### Objective
Below are some entries. Work out how many of their lines hold the word "Beratung", and write that number alone.

### Exercise material

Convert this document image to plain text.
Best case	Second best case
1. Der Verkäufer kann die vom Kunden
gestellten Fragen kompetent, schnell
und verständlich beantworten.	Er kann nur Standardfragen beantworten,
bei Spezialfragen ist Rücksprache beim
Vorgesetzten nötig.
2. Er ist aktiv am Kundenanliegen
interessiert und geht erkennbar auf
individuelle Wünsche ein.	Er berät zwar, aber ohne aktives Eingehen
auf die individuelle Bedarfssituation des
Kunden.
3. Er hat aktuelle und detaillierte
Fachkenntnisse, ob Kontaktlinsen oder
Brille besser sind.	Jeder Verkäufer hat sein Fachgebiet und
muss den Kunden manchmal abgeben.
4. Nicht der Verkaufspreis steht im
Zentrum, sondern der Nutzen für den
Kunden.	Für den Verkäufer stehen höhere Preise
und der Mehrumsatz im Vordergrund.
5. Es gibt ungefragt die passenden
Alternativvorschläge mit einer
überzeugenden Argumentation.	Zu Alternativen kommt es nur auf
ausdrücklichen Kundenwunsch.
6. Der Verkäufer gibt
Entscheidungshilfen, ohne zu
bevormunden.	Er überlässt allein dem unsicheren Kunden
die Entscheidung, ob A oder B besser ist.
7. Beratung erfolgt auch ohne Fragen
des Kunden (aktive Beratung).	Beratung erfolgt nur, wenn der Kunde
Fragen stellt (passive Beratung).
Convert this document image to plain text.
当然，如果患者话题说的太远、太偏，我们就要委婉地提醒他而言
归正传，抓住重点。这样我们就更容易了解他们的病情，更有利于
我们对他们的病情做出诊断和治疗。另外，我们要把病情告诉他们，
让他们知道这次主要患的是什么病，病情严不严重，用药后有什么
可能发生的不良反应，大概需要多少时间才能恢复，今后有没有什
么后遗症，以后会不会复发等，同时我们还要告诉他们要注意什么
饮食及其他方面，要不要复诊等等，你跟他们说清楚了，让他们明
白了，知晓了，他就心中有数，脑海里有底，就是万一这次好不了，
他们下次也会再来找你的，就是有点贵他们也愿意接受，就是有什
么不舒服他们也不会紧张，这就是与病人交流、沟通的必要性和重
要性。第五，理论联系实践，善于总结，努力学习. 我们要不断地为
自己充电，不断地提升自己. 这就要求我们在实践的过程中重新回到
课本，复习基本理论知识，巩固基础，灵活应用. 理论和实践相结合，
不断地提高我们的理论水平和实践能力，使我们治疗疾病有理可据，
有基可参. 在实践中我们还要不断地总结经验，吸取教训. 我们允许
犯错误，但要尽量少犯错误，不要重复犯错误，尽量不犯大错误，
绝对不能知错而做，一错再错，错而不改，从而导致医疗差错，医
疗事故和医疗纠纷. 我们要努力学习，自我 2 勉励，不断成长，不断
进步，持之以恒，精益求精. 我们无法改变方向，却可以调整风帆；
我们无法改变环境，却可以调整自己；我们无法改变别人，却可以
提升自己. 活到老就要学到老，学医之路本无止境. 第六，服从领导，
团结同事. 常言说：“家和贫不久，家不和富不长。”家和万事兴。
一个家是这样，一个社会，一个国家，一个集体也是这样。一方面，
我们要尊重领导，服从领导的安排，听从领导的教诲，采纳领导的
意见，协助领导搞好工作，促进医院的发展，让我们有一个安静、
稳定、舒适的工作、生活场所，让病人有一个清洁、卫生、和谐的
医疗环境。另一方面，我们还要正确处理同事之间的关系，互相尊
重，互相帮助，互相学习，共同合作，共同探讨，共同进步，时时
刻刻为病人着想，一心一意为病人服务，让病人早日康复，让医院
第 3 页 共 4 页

### The answer
3